- _Given task_
Would you pull out every line of the material that contains the string "Group"?

Start of Record set

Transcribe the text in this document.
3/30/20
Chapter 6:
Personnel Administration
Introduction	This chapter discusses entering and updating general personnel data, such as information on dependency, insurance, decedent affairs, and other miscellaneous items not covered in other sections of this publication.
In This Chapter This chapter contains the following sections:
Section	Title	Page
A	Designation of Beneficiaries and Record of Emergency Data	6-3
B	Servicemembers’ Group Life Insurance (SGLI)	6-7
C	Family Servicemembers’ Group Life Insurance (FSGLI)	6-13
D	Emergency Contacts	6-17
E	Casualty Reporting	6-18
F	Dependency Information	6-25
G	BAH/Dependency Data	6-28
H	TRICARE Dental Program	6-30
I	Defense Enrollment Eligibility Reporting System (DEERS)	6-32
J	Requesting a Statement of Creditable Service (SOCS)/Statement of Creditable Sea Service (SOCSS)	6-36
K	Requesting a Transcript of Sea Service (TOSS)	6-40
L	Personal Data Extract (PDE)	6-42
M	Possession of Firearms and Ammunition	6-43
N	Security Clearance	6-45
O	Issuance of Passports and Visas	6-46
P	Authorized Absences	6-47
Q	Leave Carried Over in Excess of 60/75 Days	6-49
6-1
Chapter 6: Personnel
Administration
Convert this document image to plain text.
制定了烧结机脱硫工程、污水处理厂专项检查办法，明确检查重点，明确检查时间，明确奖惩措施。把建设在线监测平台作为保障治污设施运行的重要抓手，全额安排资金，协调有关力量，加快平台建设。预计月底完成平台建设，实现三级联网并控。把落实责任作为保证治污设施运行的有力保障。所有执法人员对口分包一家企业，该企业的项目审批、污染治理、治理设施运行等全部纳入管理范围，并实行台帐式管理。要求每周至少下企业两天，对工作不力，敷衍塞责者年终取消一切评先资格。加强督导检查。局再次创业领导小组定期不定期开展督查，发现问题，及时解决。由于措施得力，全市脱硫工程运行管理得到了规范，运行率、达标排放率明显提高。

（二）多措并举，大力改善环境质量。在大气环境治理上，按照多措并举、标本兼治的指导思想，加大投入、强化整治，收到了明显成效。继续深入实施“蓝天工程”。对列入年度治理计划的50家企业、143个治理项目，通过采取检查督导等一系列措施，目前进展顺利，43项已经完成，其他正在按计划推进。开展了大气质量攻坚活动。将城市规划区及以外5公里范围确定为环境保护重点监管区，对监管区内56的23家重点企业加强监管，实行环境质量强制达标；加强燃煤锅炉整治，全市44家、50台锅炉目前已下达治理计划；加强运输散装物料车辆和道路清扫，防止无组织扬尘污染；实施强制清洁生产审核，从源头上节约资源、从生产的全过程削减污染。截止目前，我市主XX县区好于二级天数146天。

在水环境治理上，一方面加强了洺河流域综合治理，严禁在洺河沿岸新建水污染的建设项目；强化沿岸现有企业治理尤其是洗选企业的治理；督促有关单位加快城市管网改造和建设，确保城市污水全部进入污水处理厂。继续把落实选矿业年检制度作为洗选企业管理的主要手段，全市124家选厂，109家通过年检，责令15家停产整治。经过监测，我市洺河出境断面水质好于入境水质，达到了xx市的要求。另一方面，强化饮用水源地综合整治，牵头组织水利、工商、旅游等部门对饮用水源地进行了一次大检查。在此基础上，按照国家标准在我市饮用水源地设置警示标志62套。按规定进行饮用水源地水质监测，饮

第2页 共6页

End of Record set

- _Answer to this problem_
B	Servicemembers’ Group Life Insurance (SGLI)	6-7
C	Family Servicemembers’ Group Life Insurance (FSGLI)	6-13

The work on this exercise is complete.